Problem to solve
Locate each line holding the string "data" and copy it.

Entries shown
>> Begin
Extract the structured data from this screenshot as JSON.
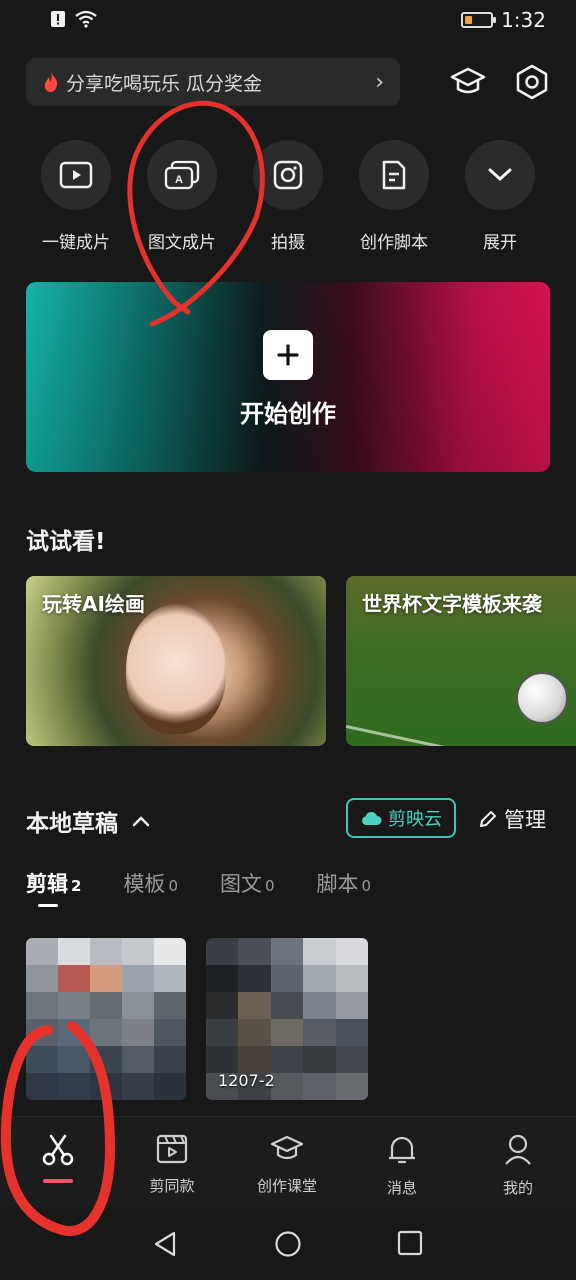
{
  "status_bar": {
    "time": "1:32",
    "battery_level": 0.2,
    "icons": [
      "alert-icon",
      "wifi-icon",
      "battery-icon"
    ]
  },
  "promo": {
    "text": "分享吃喝玩乐 瓜分奖金"
  },
  "header_icons": [
    "graduation-cap-icon",
    "settings-icon"
  ],
  "quick_actions": [
    {
      "label": "一键成片",
      "icon": "play-icon"
    },
    {
      "label": "图文成片",
      "icon": "image-text-icon"
    },
    {
      "label": "拍摄",
      "icon": "camera-icon"
    },
    {
      "label": "创作脚本",
      "icon": "script-icon"
    },
    {
      "label": "展开",
      "icon": "chevron-down-icon"
    }
  ],
  "hero": {
    "title": "开始创作"
  },
  "try_section": {
    "title": "试试看!",
    "cards": [
      {
        "title": "玩转AI绘画"
      },
      {
        "title": "世界杯文字模板来袭"
      }
    ]
  },
  "drafts": {
    "title": "本地草稿",
    "cloud_label": "剪映云",
    "manage_label": "管理",
    "tabs": [
      {
        "label": "剪辑",
        "count": "2",
        "active": true
      },
      {
        "label": "模板",
        "count": "0",
        "active": false
      },
      {
        "label": "图文",
        "count": "0",
        "active": false
      },
      {
        "label": "脚本",
        "count": "0",
        "active": false
      }
    ],
    "items": [
      {
        "label": ""
      },
      {
        "label": "1207-2"
      }
    ]
  },
  "bottom_nav": [
    {
      "label": "",
      "icon": "scissors-icon",
      "active": true
    },
    {
      "label": "剪同款",
      "icon": "clapperboard-icon",
      "active": false
    },
    {
      "label": "创作课堂",
      "icon": "graduation-cap-icon",
      "active": false
    },
    {
      "label": "消息",
      "icon": "bell-icon",
      "active": false
    },
    {
      "label": "我的",
      "icon": "user-icon",
      "active": false
    }
  ],
  "colors": {
    "background": "#181818",
    "accent_teal": "#3fc6b5",
    "accent_pink": "#f0566b",
    "annotation_red": "#e5322d"
  }
}
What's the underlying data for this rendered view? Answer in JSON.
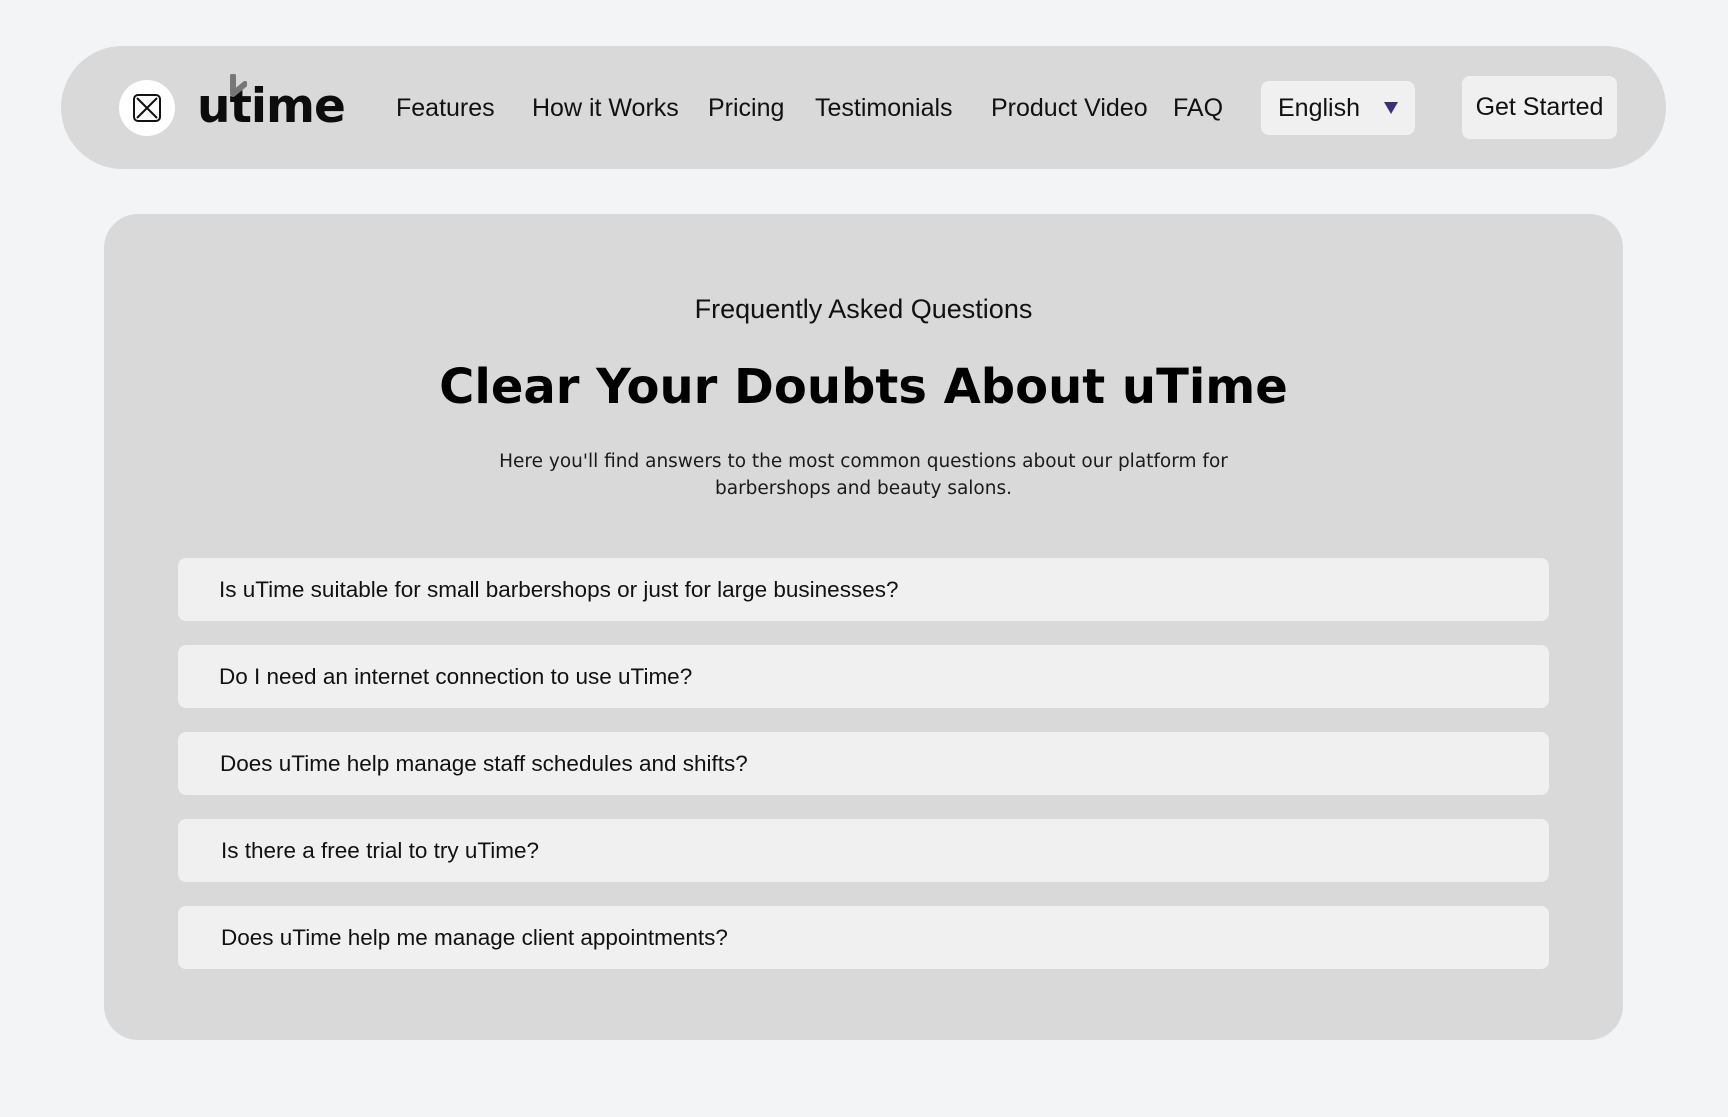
{
  "brand": {
    "wordmark": "utime",
    "logo_icon": "image-placeholder-icon"
  },
  "nav": {
    "links": [
      {
        "label": "Features"
      },
      {
        "label": "How it Works"
      },
      {
        "label": "Pricing"
      },
      {
        "label": "Testimonials"
      },
      {
        "label": "Product Video"
      },
      {
        "label": "FAQ"
      }
    ],
    "language": {
      "selected": "English",
      "caret_icon": "caret-down-icon",
      "caret_color": "#3b2f7a"
    },
    "cta_label": "Get Started"
  },
  "faq": {
    "eyebrow": "Frequently Asked Questions",
    "headline": "Clear Your Doubts About uTime",
    "intro": "Here you'll find answers to the most common questions about our platform for barbershops and beauty salons.",
    "items": [
      {
        "question": "Is uTime suitable for small barbershops or just for large businesses?"
      },
      {
        "question": "Do I need an internet connection to use uTime?"
      },
      {
        "question": "Does uTime help manage staff schedules and shifts?"
      },
      {
        "question": "Is there a free trial to try uTime?"
      },
      {
        "question": "Does uTime help me manage client appointments?"
      }
    ]
  },
  "colors": {
    "page_background": "#f3f4f5",
    "panel_background": "#d9d9d9",
    "item_background": "#f0f0f0",
    "text": "#111111"
  }
}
>> End
Answer to the task
Extract the structured data from this screenshot as JSON.
What's the underlying data for this rendered view? Answer in JSON.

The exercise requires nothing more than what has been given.